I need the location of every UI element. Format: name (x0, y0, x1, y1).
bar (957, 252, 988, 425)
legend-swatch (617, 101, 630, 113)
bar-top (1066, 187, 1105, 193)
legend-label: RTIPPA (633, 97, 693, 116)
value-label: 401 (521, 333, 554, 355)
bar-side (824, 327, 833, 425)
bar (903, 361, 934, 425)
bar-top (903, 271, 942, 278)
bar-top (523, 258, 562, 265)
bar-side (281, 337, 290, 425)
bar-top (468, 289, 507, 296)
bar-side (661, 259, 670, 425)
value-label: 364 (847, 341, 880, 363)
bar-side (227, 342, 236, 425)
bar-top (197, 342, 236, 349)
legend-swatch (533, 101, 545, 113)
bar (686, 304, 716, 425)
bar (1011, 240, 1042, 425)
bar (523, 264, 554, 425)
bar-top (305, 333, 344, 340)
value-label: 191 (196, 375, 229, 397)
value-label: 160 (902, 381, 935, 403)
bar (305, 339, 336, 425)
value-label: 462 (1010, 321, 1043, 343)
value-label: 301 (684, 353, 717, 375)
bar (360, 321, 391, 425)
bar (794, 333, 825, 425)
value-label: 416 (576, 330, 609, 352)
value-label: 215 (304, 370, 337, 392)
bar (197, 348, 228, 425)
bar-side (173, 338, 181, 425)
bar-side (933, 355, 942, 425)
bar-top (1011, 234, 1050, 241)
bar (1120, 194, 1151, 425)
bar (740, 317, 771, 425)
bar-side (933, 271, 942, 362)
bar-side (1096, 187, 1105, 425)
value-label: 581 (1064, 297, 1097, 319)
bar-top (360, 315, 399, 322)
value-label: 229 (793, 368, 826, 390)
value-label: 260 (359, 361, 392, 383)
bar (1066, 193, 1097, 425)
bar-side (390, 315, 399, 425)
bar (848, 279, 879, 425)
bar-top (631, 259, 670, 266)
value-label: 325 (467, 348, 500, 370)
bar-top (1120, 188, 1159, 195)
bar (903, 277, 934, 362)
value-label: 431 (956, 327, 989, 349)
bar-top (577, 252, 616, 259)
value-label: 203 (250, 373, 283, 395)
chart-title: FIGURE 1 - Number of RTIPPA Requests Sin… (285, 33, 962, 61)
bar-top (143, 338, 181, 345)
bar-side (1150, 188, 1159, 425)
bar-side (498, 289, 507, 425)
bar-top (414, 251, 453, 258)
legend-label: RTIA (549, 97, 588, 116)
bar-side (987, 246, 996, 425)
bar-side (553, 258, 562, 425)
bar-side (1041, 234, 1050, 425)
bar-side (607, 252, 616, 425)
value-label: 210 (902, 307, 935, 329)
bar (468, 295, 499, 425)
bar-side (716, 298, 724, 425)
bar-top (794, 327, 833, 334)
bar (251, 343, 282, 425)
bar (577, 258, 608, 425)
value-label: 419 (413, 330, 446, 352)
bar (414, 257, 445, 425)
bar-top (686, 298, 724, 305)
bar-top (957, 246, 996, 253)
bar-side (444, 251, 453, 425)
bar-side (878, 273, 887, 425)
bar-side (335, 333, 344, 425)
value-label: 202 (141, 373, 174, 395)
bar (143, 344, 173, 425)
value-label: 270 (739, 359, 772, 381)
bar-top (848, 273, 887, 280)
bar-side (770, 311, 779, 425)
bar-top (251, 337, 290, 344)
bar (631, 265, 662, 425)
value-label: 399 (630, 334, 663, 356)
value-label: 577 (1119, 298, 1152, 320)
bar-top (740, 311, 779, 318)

- [Brief] Rewrite every entry above, replacing "bar-side" with "bar-edge" and leaving everything else unchanged.

- [Written reply]
I need the location of every UI element. Format: name (x0, y0, x1, y1).
bar (957, 252, 988, 425)
legend-swatch (617, 101, 630, 113)
bar-top (1066, 187, 1105, 193)
legend-label: RTIPPA (633, 97, 693, 116)
value-label: 401 (521, 333, 554, 355)
bar-edge (824, 327, 833, 425)
bar (903, 361, 934, 425)
bar-top (903, 271, 942, 278)
bar-top (523, 258, 562, 265)
bar-edge (281, 337, 290, 425)
bar-top (468, 289, 507, 296)
bar-edge (661, 259, 670, 425)
value-label: 364 (847, 341, 880, 363)
bar-edge (227, 342, 236, 425)
bar-top (197, 342, 236, 349)
legend-swatch (533, 101, 545, 113)
bar (686, 304, 716, 425)
bar (1011, 240, 1042, 425)
bar (523, 264, 554, 425)
bar-top (305, 333, 344, 340)
value-label: 191 (196, 375, 229, 397)
value-label: 160 (902, 381, 935, 403)
bar (305, 339, 336, 425)
value-label: 462 (1010, 321, 1043, 343)
value-label: 301 (684, 353, 717, 375)
bar (360, 321, 391, 425)
bar (794, 333, 825, 425)
value-label: 416 (576, 330, 609, 352)
value-label: 215 (304, 370, 337, 392)
bar (197, 348, 228, 425)
bar-edge (173, 338, 181, 425)
bar-edge (933, 355, 942, 425)
bar-top (1011, 234, 1050, 241)
bar (1120, 194, 1151, 425)
bar (740, 317, 771, 425)
bar-edge (933, 271, 942, 362)
bar-edge (1096, 187, 1105, 425)
value-label: 581 (1064, 297, 1097, 319)
bar-top (360, 315, 399, 322)
value-label: 229 (793, 368, 826, 390)
value-label: 260 (359, 361, 392, 383)
bar (1066, 193, 1097, 425)
bar-edge (390, 315, 399, 425)
bar (848, 279, 879, 425)
bar-top (631, 259, 670, 266)
value-label: 325 (467, 348, 500, 370)
bar-top (1120, 188, 1159, 195)
bar (903, 277, 934, 362)
value-label: 431 (956, 327, 989, 349)
bar-top (577, 252, 616, 259)
value-label: 203 (250, 373, 283, 395)
chart-title: FIGURE 1 - Number of RTIPPA Requests Sin… (285, 33, 962, 61)
bar-top (143, 338, 181, 345)
bar-edge (1150, 188, 1159, 425)
bar-edge (498, 289, 507, 425)
bar-top (414, 251, 453, 258)
legend-label: RTIA (549, 97, 588, 116)
bar-edge (987, 246, 996, 425)
bar-edge (553, 258, 562, 425)
bar-edge (1041, 234, 1050, 425)
bar-edge (607, 252, 616, 425)
value-label: 210 (902, 307, 935, 329)
bar (468, 295, 499, 425)
bar-edge (716, 298, 724, 425)
bar-top (794, 327, 833, 334)
bar (251, 343, 282, 425)
bar (577, 258, 608, 425)
value-label: 419 (413, 330, 446, 352)
bar (414, 257, 445, 425)
bar-top (686, 298, 724, 305)
bar-top (957, 246, 996, 253)
bar-edge (444, 251, 453, 425)
bar-edge (878, 273, 887, 425)
bar-edge (335, 333, 344, 425)
value-label: 202 (141, 373, 174, 395)
bar (143, 344, 173, 425)
value-label: 270 (739, 359, 772, 381)
bar-top (848, 273, 887, 280)
bar-edge (770, 311, 779, 425)
bar-top (251, 337, 290, 344)
bar (631, 265, 662, 425)
value-label: 399 (630, 334, 663, 356)
value-label: 577 (1119, 298, 1152, 320)
bar-top (740, 311, 779, 318)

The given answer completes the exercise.